- _What to do_
What follows are records. Restate all of them word for word.

======== Entries provided ========

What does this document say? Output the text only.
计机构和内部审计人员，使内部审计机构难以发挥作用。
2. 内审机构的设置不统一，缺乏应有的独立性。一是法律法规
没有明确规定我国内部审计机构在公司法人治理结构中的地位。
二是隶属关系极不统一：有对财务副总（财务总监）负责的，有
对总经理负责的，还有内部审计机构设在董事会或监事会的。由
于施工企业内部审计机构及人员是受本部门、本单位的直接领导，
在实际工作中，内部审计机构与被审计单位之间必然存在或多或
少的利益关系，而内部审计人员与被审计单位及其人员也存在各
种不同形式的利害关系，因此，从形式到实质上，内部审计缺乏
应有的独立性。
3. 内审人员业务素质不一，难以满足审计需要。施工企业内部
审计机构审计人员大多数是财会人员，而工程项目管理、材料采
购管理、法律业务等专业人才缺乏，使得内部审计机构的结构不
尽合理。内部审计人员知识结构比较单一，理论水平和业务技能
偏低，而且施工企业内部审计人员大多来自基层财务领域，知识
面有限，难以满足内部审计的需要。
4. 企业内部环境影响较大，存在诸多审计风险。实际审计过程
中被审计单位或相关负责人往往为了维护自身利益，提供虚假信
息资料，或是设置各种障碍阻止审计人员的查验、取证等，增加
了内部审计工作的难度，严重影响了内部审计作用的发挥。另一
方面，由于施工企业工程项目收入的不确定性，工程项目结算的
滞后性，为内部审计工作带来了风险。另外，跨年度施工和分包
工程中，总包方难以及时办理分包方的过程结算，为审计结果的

========

- _Written answer_
What does this document say? Output the text only.
计机构和内部审计人员，使内部审计机构难以发挥作用。
2. 内审机构的设置不统一，缺乏应有的独立性。一是法律法规
没有明确规定我国内部审计机构在公司法人治理结构中的地位。
二是隶属关系极不统一：有对财务副总（财务总监）负责的，有
对总经理负责的，还有内部审计机构设在董事会或监事会的。由
于施工企业内部审计机构及人员是受本部门、本单位的直接领导，
在实际工作中，内部审计机构与被审计单位之间必然存在或多或
少的利益关系，而内部审计人员与被审计单位及其人员也存在各
种不同形式的利害关系，因此，从形式到实质上，内部审计缺乏
应有的独立性。
3. 内审人员业务素质不一，难以满足审计需要。施工企业内部
审计机构审计人员大多数是财会人员，而工程项目管理、材料采
购管理、法律业务等专业人才缺乏，使得内部审计机构的结构不
尽合理。内部审计人员知识结构比较单一，理论水平和业务技能
偏低，而且施工企业内部审计人员大多来自基层财务领域，知识
面有限，难以满足内部审计的需要。
4. 企业内部环境影响较大，存在诸多审计风险。实际审计过程
中被审计单位或相关负责人往往为了维护自身利益，提供虚假信
息资料，或是设置各种障碍阻止审计人员的查验、取证等，增加
了内部审计工作的难度，严重影响了内部审计作用的发挥。另一
方面，由于施工企业工程项目收入的不确定性，工程项目结算的
滞后性，为内部审计工作带来了风险。另外，跨年度施工和分包
工程中，总包方难以及时办理分包方的过程结算，为审计结果的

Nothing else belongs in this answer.